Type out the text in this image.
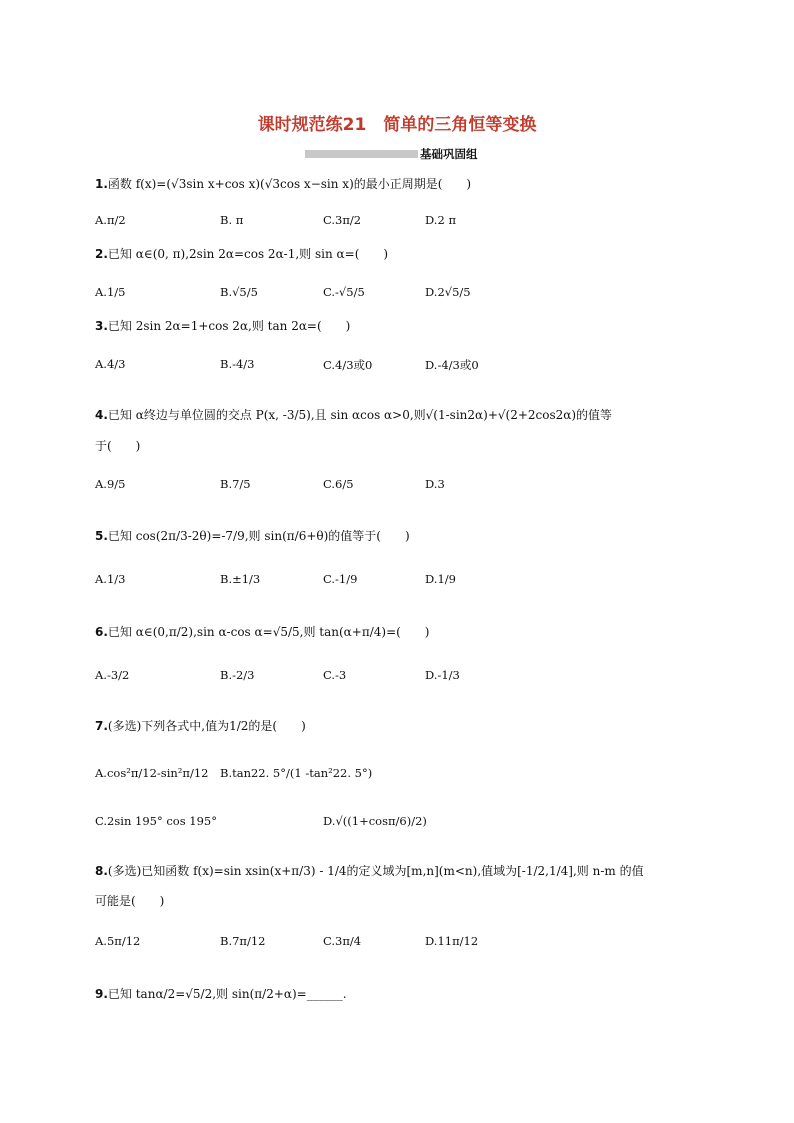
课时规范练21　简单的三角恒等变换
基础巩固组
1.函数 f(x)=(√3sin x+cos x)(√3cos x−sin x)的最小正周期是(　　)
A.π/2	B. π	C.3π/2	D.2 π
2.已知 α∈(0, π),2sin 2α=cos 2α-1,则 sin α=(　　)
A.1/5	B.√5/5	C.-√5/5	D.2√5/5
3.已知 2sin 2α=1+cos 2α,则 tan 2α=(　　)
A.4/3	B.-4/3	C.4/3或0	D.-4/3或0
4.已知 α终边与单位圆的交点 P(x, -3/5),且 sin αcos α>0,则√(1-sin2α)+√(2+2cos2α)的值等
于(　　)
A.9/5	B.7/5	C.6/5	D.3
5.已知 cos(2π/3-2θ)=-7/9,则 sin(π/6+θ)的值等于(　　)
A.1/3	B.±1/3	C.-1/9	D.1/9
6.已知 α∈(0,π/2),sin α-cos α=√5/5,则 tan(α+π/4)=(　　)
A.-3/2	B.-2/3	C.-3	D.-1/3
7.(多选)下列各式中,值为1/2的是(　　)
A.cos²π/12-sin²π/12 B.tan22. 5°/(1 -tan²22. 5°)
C.2sin 195° cos 195°	D.√((1+cosπ/6)/2)
8.(多选)已知函数 f(x)=sin xsin(x+π/3) - 1/4的定义域为[m,n](m<n),值域为[-1/2,1/4],则 n-m 的值
可能是(　　)
A.5π/12	B.7π/12	C.3π/4	D.11π/12
9.已知 tanα/2=√5/2,则 sin(π/2+α)=______.
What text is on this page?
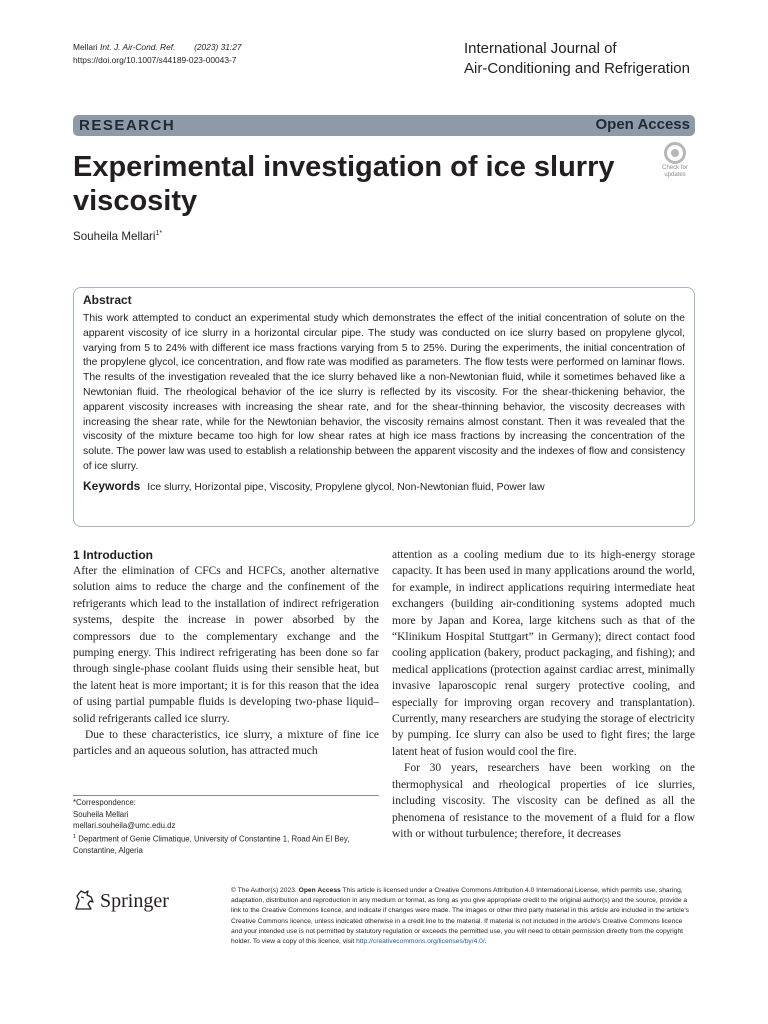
Mellari Int. J. Air-Cond. Ref. (2023) 31:27
https://doi.org/10.1007/s44189-023-00043-7
International Journal of
Air-Conditioning and Refrigeration
RESEARCH	Open Access
Experimental investigation of ice slurry viscosity
Check for
updates
Souheila Mellari$^{1*}$
Abstract
This work attempted to conduct an experimental study which demonstrates the effect of the initial concentration of solute on the apparent viscosity of ice slurry in a horizontal circular pipe. The study was conducted on ice slurry based on propylene glycol, varying from 5 to 24% with different ice mass fractions varying from 5 to 25%. During the experiments, the initial concentration of the propylene glycol, ice concentration, and flow rate was modified as parameters. The flow tests were performed on laminar flows. The results of the investigation revealed that the ice slurry behaved like a non-Newtonian fluid, while it sometimes behaved like a Newtonian fluid. The rheological behavior of the ice slurry is reflected by its viscosity. For the shear-thickening behavior, the apparent viscosity increases with increasing the shear rate, and for the shear-thinning behavior, the viscosity decreases with increasing the shear rate, while for the Newtonian behavior, the viscosity remains almost constant. Then it was revealed that the viscosity of the mixture became too high for low shear rates at high ice mass fractions by increasing the concentration of the solute. The power law was used to establish a relationship between the apparent viscosity and the indexes of flow and consistency of ice slurry.
Keywords Ice slurry, Horizontal pipe, Viscosity, Propylene glycol, Non-Newtonian fluid, Power law
1 Introduction

After the elimination of CFCs and HCFCs, another alternative solution aims to reduce the charge and the confinement of the refrigerants which lead to the installation of indirect refrigeration systems, despite the increase in power absorbed by the compressors due to the complementary exchange and the pumping energy. This indirect refrigerating has been done so far through single-phase coolant fluids using their sensible heat, but the latent heat is more important; it is for this reason that the idea of using partial pumpable fluids is developing two-phase liquid–solid refrigerants called ice slurry.

Due to these characteristics, ice slurry, a mixture of fine ice particles and an aqueous solution, has attracted much

attention as a cooling medium due to its high-energy storage capacity. It has been used in many applications around the world, for example, in indirect applications requiring intermediate heat exchangers (building air-conditioning systems adopted much more by Japan and Korea, large kitchens such as that of the “Klinikum Hospital Stuttgart” in Germany); direct contact food cooling application (bakery, product packaging, and fishing); and medical applications (protection against cardiac arrest, minimally invasive laparoscopic renal surgery protective cooling, and especially for improving organ recovery and transplantation). Currently, many researchers are studying the storage of electricity by pumping. Ice slurry can also be used to fight fires; the large latent heat of fusion would cool the fire.

For 30 years, researchers have been working on the thermophysical and rheological properties of ice slurries, including viscosity. The viscosity can be defined as all the phenomena of resistance to the movement of a fluid for a flow with or without turbulence; therefore, it decreases

*Correspondence:
Souheila Mellari
mellari.souheila@umc.edu.dz
$^1$ Department of Genie Climatique, University of Constantine 1, Road Ain El Bey, Constantine, Algeria
Springer	© The Author(s) 2023. Open Access This article is licensed under a Creative Commons Attribution 4.0 International License, which permits use, sharing, adaptation, distribution and reproduction in any medium or format, as long as you give appropriate credit to the original author(s) and the source, provide a link to the Creative Commons licence, and indicate if changes were made. The images or other third party material in this article are included in the article's Creative Commons licence, unless indicated otherwise in a credit line to the material. If material is not included in the article's Creative Commons licence and your intended use is not permitted by statutory regulation or exceeds the permitted use, you will need to obtain permission directly from the copyright holder. To view a copy of this licence, visit http://creativecommons.org/licenses/by/4.0/.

• **REQUIREMENTS**
In the entries above, find the lines containing the word "text" and say how many there are, with no other words.

• **EXERCISE ANSWER**
2